***** RECORDS PROVIDED

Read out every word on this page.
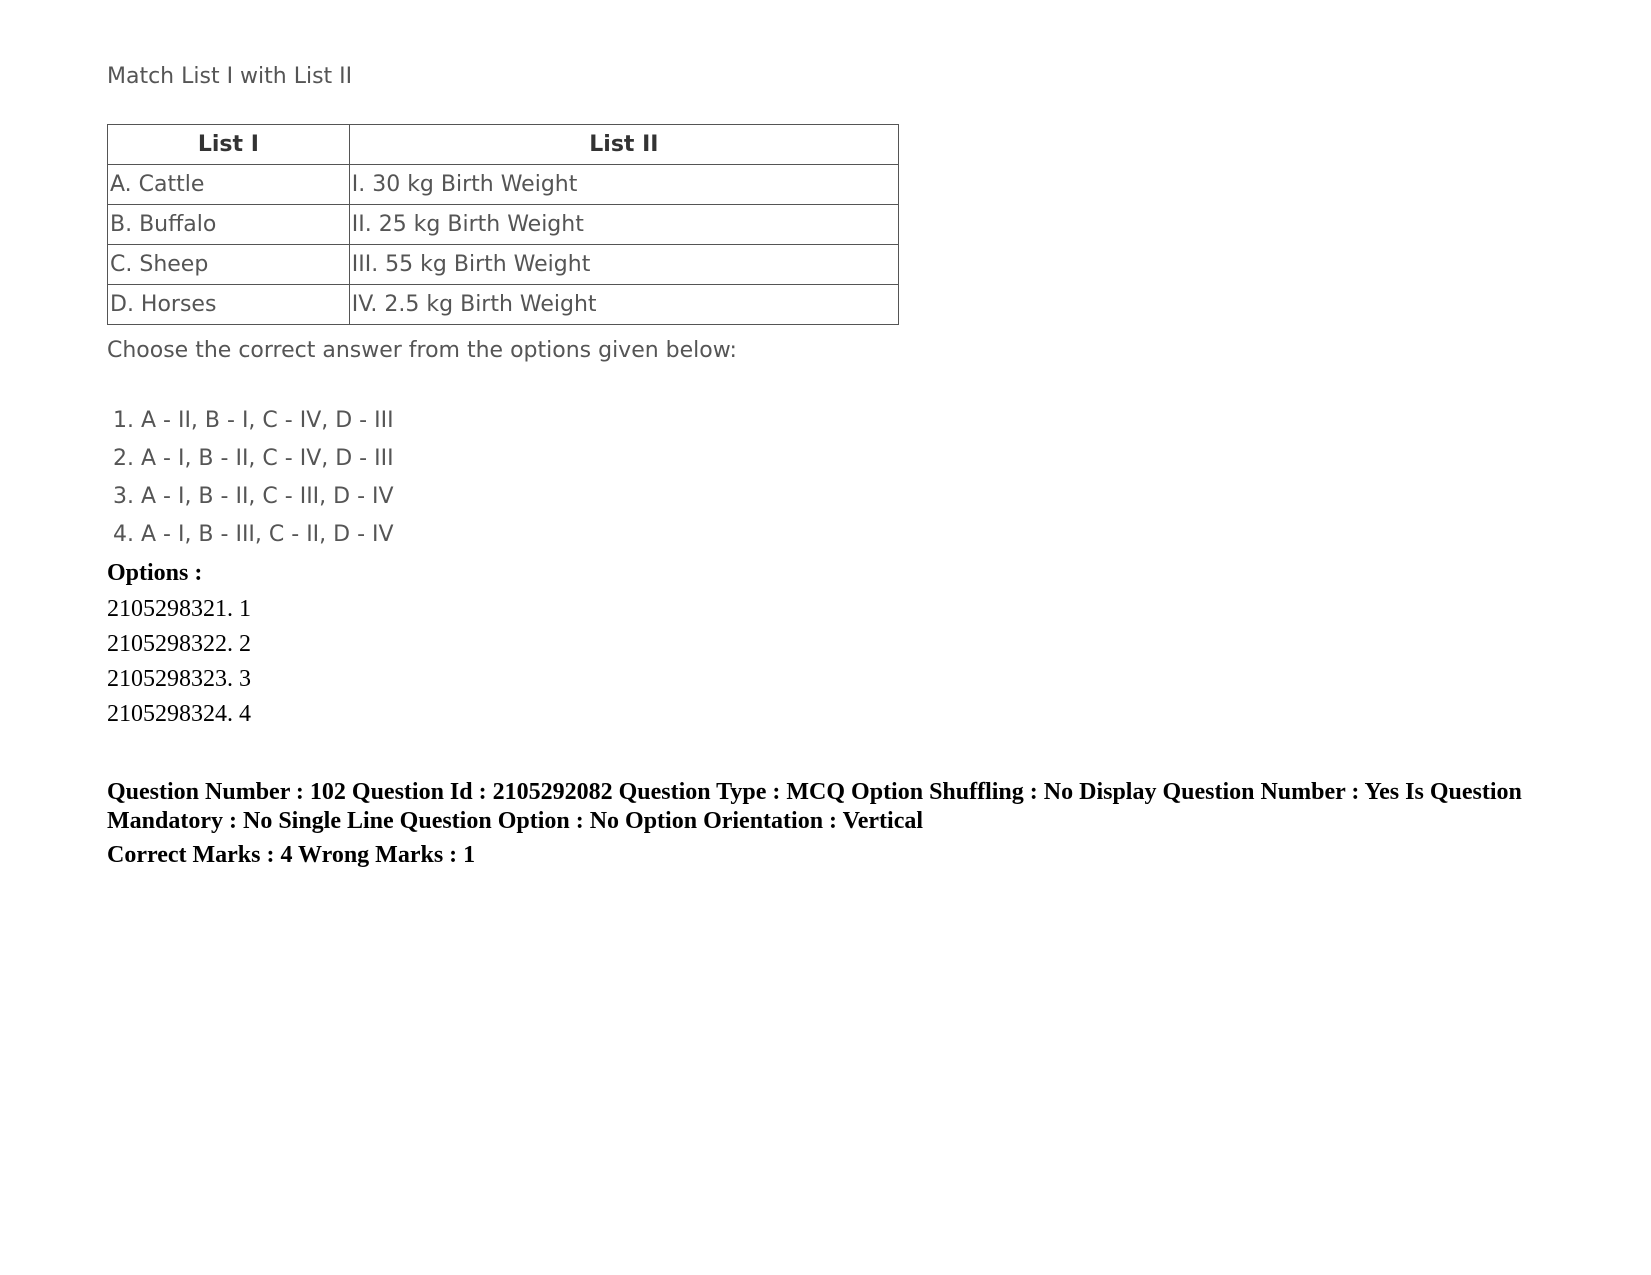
Match List I with List II
List I	List II
A. Cattle	I. 30 kg Birth Weight
B. Buffalo	II. 25 kg Birth Weight
C. Sheep	III. 55 kg Birth Weight
D. Horses	IV. 2.5 kg Birth Weight
Choose the correct answer from the options given below:
1. A - II, B - I, C - IV, D - III
2. A - I, B - II, C - IV, D - III
3. A - I, B - II, C - III, D - IV
4. A - I, B - III, C - II, D - IV
Options :
2105298321. 1
2105298322. 2
2105298323. 3
2105298324. 4
Question Number : 102 Question Id : 2105292082 Question Type : MCQ Option Shuffling : No Display Question Number : Yes Is Question Mandatory : No Single Line Question Option : No Option Orientation : Vertical
Correct Marks : 4 Wrong Marks : 1
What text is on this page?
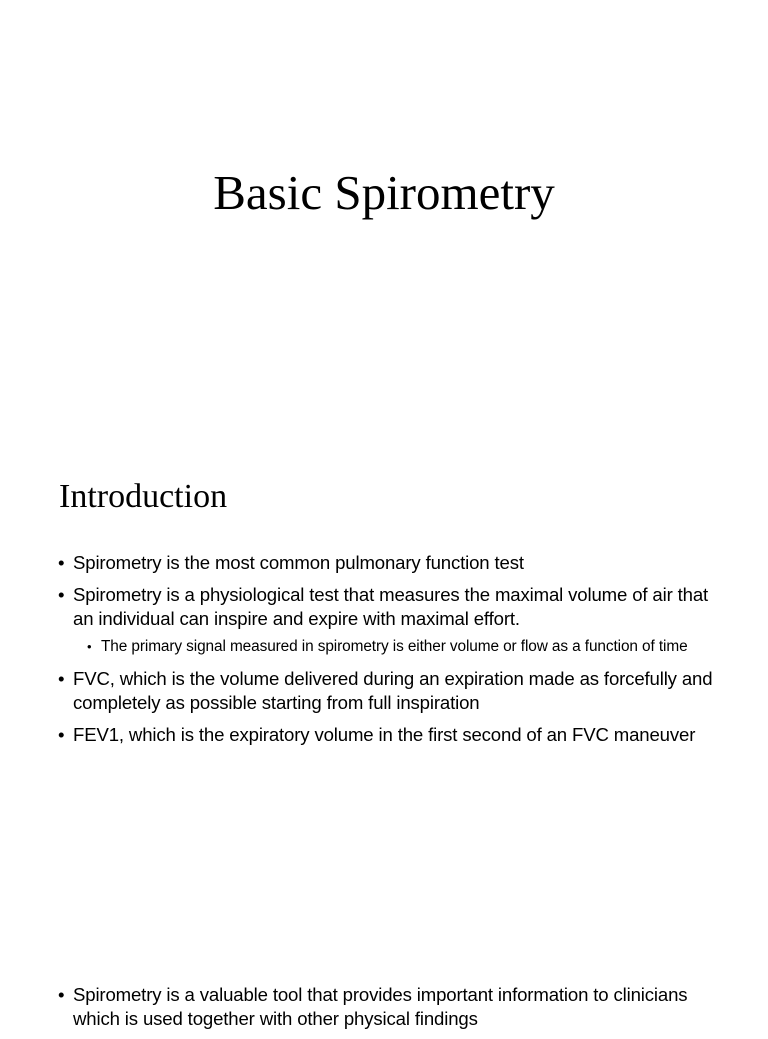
Basic Spirometry
Introduction
• Spirometry is the most common pulmonary function test
• Spirometry is a physiological test that measures the maximal volume of air that an individual can inspire and expire with maximal effort.
• The primary signal measured in spirometry is either volume or flow as a function of time
• FVC, which is the volume delivered during an expiration made as forcefully and completely as possible starting from full inspiration
• FEV1, which is the expiratory volume in the first second of an FVC maneuver
• Spirometry is a valuable tool that provides important information to clinicians which is used together with other physical findings
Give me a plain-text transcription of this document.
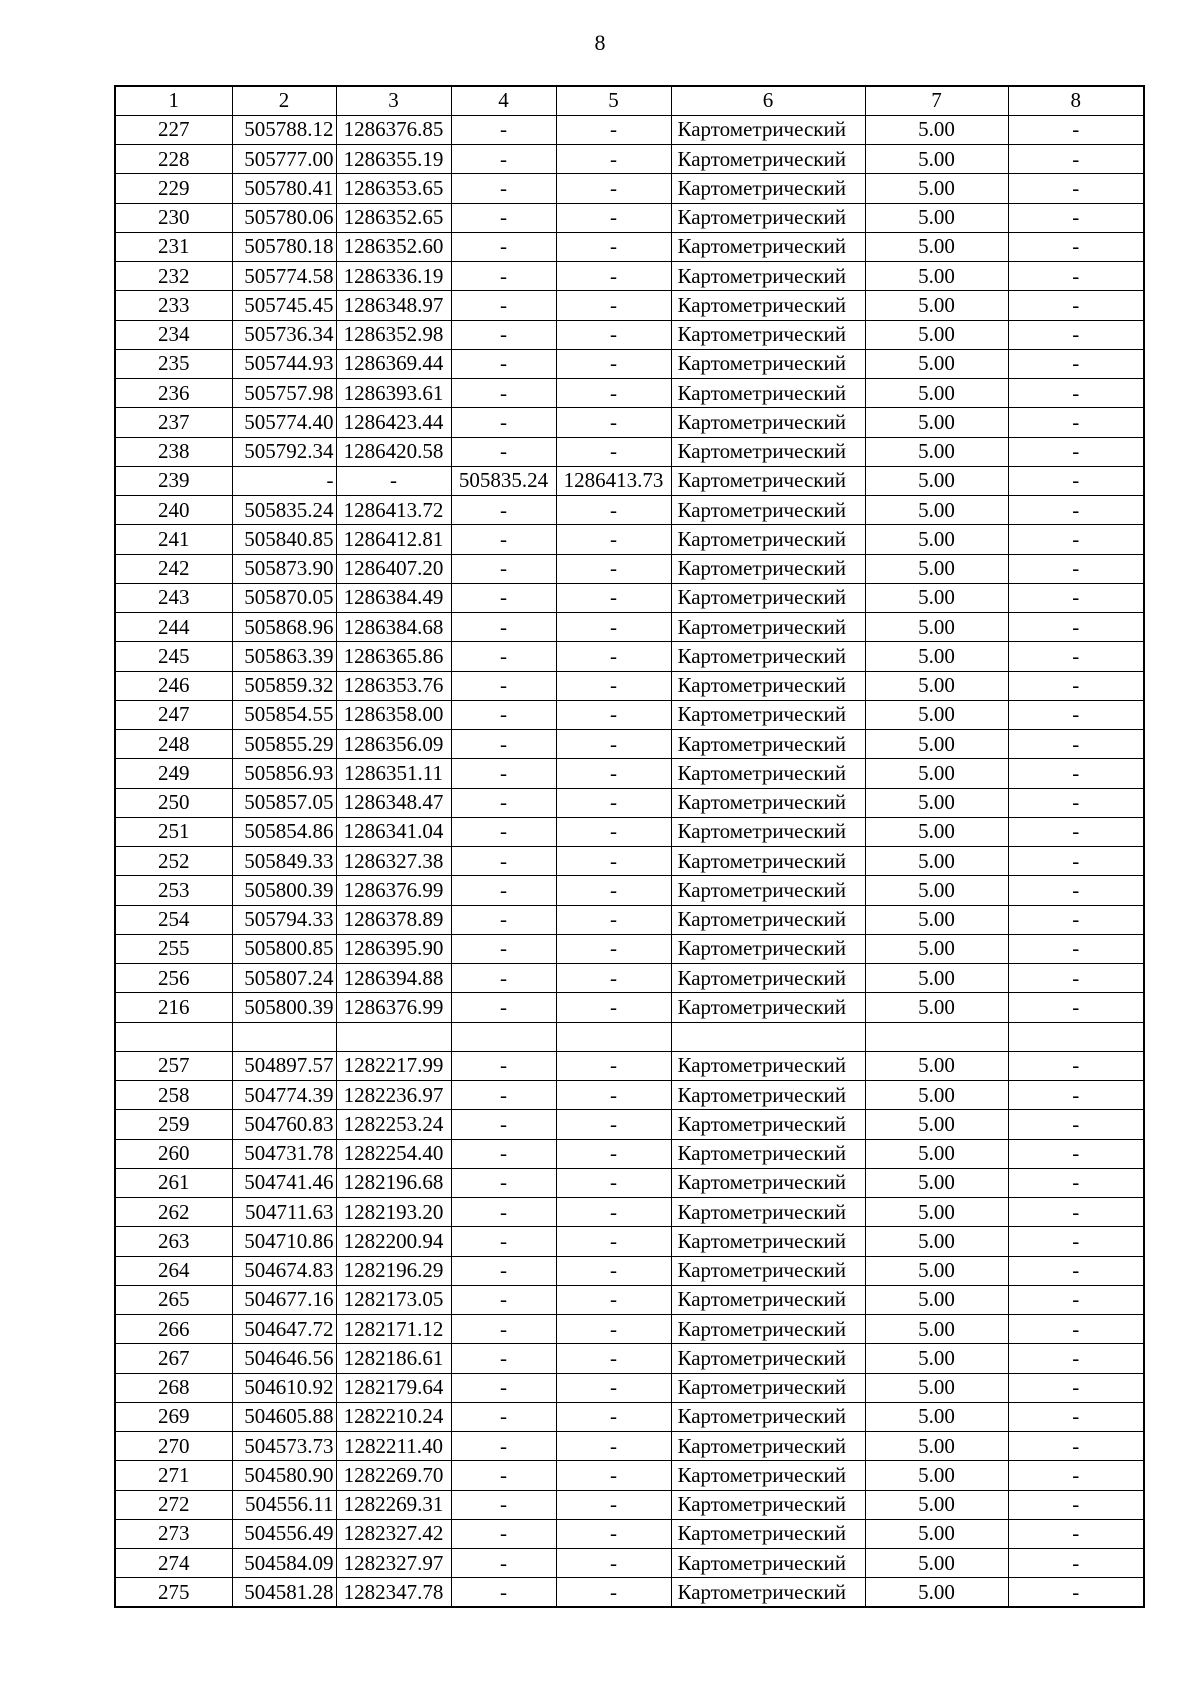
8
1	2	3	4	5	6	7	8
227	505788.12	1286376.85	-	-	Картометрический	5.00	-
228	505777.00	1286355.19	-	-	Картометрический	5.00	-
229	505780.41	1286353.65	-	-	Картометрический	5.00	-
230	505780.06	1286352.65	-	-	Картометрический	5.00	-
231	505780.18	1286352.60	-	-	Картометрический	5.00	-
232	505774.58	1286336.19	-	-	Картометрический	5.00	-
233	505745.45	1286348.97	-	-	Картометрический	5.00	-
234	505736.34	1286352.98	-	-	Картометрический	5.00	-
235	505744.93	1286369.44	-	-	Картометрический	5.00	-
236	505757.98	1286393.61	-	-	Картометрический	5.00	-
237	505774.40	1286423.44	-	-	Картометрический	5.00	-
238	505792.34	1286420.58	-	-	Картометрический	5.00	-
239	-	-	505835.24	1286413.73	Картометрический	5.00	-
240	505835.24	1286413.72	-	-	Картометрический	5.00	-
241	505840.85	1286412.81	-	-	Картометрический	5.00	-
242	505873.90	1286407.20	-	-	Картометрический	5.00	-
243	505870.05	1286384.49	-	-	Картометрический	5.00	-
244	505868.96	1286384.68	-	-	Картометрический	5.00	-
245	505863.39	1286365.86	-	-	Картометрический	5.00	-
246	505859.32	1286353.76	-	-	Картометрический	5.00	-
247	505854.55	1286358.00	-	-	Картометрический	5.00	-
248	505855.29	1286356.09	-	-	Картометрический	5.00	-
249	505856.93	1286351.11	-	-	Картометрический	5.00	-
250	505857.05	1286348.47	-	-	Картометрический	5.00	-
251	505854.86	1286341.04	-	-	Картометрический	5.00	-
252	505849.33	1286327.38	-	-	Картометрический	5.00	-
253	505800.39	1286376.99	-	-	Картометрический	5.00	-
254	505794.33	1286378.89	-	-	Картометрический	5.00	-
255	505800.85	1286395.90	-	-	Картометрический	5.00	-
256	505807.24	1286394.88	-	-	Картометрический	5.00	-
216	505800.39	1286376.99	-	-	Картометрический	5.00	-

257	504897.57	1282217.99	-	-	Картометрический	5.00	-
258	504774.39	1282236.97	-	-	Картометрический	5.00	-
259	504760.83	1282253.24	-	-	Картометрический	5.00	-
260	504731.78	1282254.40	-	-	Картометрический	5.00	-
261	504741.46	1282196.68	-	-	Картометрический	5.00	-
262	504711.63	1282193.20	-	-	Картометрический	5.00	-
263	504710.86	1282200.94	-	-	Картометрический	5.00	-
264	504674.83	1282196.29	-	-	Картометрический	5.00	-
265	504677.16	1282173.05	-	-	Картометрический	5.00	-
266	504647.72	1282171.12	-	-	Картометрический	5.00	-
267	504646.56	1282186.61	-	-	Картометрический	5.00	-
268	504610.92	1282179.64	-	-	Картометрический	5.00	-
269	504605.88	1282210.24	-	-	Картометрический	5.00	-
270	504573.73	1282211.40	-	-	Картометрический	5.00	-
271	504580.90	1282269.70	-	-	Картометрический	5.00	-
272	504556.11	1282269.31	-	-	Картометрический	5.00	-
273	504556.49	1282327.42	-	-	Картометрический	5.00	-
274	504584.09	1282327.97	-	-	Картометрический	5.00	-
275	504581.28	1282347.78	-	-	Картометрический	5.00	-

**********

Read through the data and copy every line where "Birth" shows up.

> [ANSWER TO THE PROBLEM]:
A. Cattle	I. 30 kg Birth Weight
B. Buffalo	II. 25 kg Birth Weight
C. Sheep	III. 55 kg Birth Weight
D. Horses	IV. 2.5 kg Birth Weight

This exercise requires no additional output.